Mordred Posted December 13, 2017 Posted December 13, 2017 (edited) On 11/12/2017 at 8:25 AM, DParlevliet said: Is a gravity wave also a natural expansion/contraction, but now in ~~sinus schape? Or: what is the difference? no it is not sinuoidal that is a dipole wave, the quadrupole wave has 4 distinc polarity states two of which are 45 degrees out of phase with the other two. This is why the LIGO detector uses two arms in an L shape. Edited December 13, 2017 by Mordred
swansont Posted December 13, 2017 Posted December 13, 2017 Is shape referring to the amplitude or the spatial variation?
StringJunky Posted December 13, 2017 Posted December 13, 2017 (edited) 11 hours ago, Mordred said: no it is not sinuoidal that is a dipole wave, the quadrupole wave has 4 distinc polarity states two of which are 45 degrees out of phase with the other two. This is why the LIGO detector uses two arms in an L shape. But it can be viewed sinusoidally, just using two points, can't it? Edited December 13, 2017 by StringJunky
Mordred Posted December 13, 2017 Posted December 13, 2017 yes like two sine waves both simulatneous. 1
StringJunky Posted December 13, 2017 Posted December 13, 2017 20 minutes ago, Mordred said: yes like two sine waves both simulatneous. Cool. Is it emitted from merging black holes in a polar, conical fashion, like a GRB, or concentrically through 360o in all planes, or just in one plane? Popsci animations seem to show it radiating all around in one plane.
swansont Posted December 13, 2017 Posted December 13, 2017 Animations can only show what is happening along some path, or in one location over time.
StringJunky Posted December 13, 2017 Posted December 13, 2017 6 minutes ago, swansont said: Animations can only show what is happening along some path, or in one location over time. Right.
DParlevliet Posted December 14, 2017 Author Posted December 14, 2017 I think this part of a publication gives the answer. Only free masses will follow the gravity wave, with solid mass the atomic forces prevent this mostly (except elastic):
DParlevliet Posted December 18, 2017 Author Posted December 18, 2017 On 12/11/2017 at 12:51 PM, Strange said: Gravitational waves travel through space, independently of the presence of mass. In the new exibition of the museum Boerhave in Leiden (Netherlands) I saw the MiniGRAIL, a gravitational wave measuring device which prooved to be not sensitive enough. It was based on mechanical resonance in a copper ball. So gravitational waves loose energy in mass.

▶ Dataset content:
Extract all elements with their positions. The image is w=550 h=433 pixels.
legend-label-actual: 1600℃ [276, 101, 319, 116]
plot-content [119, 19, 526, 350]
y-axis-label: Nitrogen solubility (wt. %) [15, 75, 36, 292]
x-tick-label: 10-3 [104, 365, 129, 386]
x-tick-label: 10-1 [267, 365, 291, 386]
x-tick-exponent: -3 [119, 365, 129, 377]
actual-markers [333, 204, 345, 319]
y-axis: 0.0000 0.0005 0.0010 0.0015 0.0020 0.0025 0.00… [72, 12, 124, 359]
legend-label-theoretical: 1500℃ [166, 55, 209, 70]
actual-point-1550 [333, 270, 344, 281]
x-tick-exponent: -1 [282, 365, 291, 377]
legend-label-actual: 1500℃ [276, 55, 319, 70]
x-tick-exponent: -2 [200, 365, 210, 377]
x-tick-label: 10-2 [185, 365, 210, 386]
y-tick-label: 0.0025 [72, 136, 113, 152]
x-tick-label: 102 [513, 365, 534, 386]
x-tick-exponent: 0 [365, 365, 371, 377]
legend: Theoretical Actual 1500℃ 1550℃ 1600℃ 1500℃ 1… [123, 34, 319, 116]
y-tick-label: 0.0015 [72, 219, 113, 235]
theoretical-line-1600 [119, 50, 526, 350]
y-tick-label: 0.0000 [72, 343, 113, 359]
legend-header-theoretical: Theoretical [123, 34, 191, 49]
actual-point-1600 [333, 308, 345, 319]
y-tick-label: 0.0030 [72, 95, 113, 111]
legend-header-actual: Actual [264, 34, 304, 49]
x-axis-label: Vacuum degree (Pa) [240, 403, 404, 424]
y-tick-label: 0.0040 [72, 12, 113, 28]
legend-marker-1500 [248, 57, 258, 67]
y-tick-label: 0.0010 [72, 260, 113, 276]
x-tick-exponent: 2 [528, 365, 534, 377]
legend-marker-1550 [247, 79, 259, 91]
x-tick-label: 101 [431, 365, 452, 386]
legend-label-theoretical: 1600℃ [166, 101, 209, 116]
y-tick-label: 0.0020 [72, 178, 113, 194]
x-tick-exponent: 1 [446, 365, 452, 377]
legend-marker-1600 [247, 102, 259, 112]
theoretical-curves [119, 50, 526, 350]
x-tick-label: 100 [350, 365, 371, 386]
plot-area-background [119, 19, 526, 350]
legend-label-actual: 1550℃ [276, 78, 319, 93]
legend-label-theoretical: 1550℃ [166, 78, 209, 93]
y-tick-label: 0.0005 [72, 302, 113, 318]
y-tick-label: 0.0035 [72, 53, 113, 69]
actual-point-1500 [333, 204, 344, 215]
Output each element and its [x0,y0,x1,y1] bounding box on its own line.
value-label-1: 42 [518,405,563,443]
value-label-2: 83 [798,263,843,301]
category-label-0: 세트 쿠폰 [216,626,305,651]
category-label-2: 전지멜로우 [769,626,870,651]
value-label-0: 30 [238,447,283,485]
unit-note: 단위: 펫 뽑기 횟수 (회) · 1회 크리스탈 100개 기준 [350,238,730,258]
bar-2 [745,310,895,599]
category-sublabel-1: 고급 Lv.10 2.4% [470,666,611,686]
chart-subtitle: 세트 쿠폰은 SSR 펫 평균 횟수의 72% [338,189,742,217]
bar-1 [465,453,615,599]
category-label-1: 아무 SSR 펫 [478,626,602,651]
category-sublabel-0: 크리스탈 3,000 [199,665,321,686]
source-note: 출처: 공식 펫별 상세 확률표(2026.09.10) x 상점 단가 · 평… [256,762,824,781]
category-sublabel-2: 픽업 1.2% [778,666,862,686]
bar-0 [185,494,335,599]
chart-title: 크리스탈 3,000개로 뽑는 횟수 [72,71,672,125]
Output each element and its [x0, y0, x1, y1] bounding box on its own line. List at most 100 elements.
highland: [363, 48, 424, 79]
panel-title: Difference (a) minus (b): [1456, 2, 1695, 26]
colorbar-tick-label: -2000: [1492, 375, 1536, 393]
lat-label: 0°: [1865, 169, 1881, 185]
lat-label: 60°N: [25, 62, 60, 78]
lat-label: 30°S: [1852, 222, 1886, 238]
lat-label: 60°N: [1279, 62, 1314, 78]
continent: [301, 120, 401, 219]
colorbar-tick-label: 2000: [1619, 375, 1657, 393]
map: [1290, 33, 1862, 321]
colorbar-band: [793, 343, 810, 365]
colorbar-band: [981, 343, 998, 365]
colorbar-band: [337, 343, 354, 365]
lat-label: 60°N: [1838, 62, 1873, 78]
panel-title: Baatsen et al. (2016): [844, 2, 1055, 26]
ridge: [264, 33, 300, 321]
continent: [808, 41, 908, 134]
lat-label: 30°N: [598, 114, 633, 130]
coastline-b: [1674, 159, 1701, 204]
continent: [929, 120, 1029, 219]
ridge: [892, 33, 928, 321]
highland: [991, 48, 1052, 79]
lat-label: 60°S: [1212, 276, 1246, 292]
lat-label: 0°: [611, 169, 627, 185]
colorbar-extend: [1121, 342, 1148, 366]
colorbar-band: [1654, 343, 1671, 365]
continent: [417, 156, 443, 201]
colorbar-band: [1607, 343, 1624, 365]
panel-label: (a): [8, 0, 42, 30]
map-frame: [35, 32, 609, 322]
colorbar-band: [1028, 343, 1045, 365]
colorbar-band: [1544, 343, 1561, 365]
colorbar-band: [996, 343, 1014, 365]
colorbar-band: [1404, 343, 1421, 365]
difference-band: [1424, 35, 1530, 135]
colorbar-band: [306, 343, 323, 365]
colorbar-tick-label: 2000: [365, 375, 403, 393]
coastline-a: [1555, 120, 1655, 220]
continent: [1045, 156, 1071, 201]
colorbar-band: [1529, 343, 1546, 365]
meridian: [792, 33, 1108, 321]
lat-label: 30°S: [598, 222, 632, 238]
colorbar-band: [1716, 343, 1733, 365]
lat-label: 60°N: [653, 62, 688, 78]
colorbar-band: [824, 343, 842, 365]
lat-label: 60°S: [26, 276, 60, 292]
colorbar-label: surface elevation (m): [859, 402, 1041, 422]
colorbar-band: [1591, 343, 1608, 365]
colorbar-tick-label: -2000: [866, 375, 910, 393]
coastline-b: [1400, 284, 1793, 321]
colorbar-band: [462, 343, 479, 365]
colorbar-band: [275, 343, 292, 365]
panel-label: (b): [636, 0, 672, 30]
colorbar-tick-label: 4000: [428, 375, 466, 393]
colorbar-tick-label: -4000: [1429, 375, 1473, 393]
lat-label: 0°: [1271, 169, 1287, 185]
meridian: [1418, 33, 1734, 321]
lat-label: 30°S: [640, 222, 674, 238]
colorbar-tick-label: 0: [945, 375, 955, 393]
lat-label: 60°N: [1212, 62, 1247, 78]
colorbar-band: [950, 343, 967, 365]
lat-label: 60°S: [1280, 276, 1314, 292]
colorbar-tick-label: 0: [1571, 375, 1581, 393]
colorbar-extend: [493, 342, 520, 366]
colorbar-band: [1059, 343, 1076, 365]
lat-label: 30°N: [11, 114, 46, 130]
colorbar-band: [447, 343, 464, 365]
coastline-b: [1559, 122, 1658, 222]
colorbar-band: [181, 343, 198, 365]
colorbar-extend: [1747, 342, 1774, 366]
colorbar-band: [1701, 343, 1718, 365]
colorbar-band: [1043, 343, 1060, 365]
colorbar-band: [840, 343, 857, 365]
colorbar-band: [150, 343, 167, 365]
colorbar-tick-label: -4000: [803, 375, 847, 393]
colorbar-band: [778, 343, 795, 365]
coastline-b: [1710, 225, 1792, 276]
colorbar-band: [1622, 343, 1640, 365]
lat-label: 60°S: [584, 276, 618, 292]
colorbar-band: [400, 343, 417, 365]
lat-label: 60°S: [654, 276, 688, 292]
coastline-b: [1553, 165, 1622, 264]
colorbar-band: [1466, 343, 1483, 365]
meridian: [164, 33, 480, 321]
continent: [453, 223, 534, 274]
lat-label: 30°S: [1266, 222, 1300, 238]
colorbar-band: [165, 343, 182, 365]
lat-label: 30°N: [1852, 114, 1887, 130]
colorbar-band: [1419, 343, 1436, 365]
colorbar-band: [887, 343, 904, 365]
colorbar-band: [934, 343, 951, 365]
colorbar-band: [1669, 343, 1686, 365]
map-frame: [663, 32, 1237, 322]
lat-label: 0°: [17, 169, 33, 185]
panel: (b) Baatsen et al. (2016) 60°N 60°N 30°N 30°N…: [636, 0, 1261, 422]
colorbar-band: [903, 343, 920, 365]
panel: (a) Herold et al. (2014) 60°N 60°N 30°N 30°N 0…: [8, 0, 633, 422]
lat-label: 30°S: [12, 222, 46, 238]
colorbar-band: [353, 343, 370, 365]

▶ Questions on the material:
1. Quote the passage of the gravitational wave forum thread between "DParlevliet Posted December 14, 2017" and "energy in mass.", inclusive.
2. List the usernames of everyone who posts in the gravitational wave forum thread.
3. According to the gravitational wave forum thread, what was the MiniGRAIL based on?

▶ Solutions to each task:
1.
DParlevliet Posted December 14, 2017 Author Posted December 14, 2017 I think this part of a publication gives the answer. Only free masses will follow the gravity wave, with solid mass the atomic forces prevent this mostly (except elastic):
DParlevliet Posted December 18, 2017 Author Posted December 18, 2017 On 12/11/2017 at 12:51 PM, Strange said: Gravitational waves travel through space, independently of the presence of mass. In the new exibition of the museum Boerhave in Leiden (Netherlands) I saw the MiniGRAIL, a gravitational wave measuring device which prooved to be not sensitive enough. It was based on mechanical resonance in a copper ball. So gravitational waves loose energy in mass.

2. Mordred, swansont, StringJunky, DParlevliet

3. Mechanical resonance in a copper ball.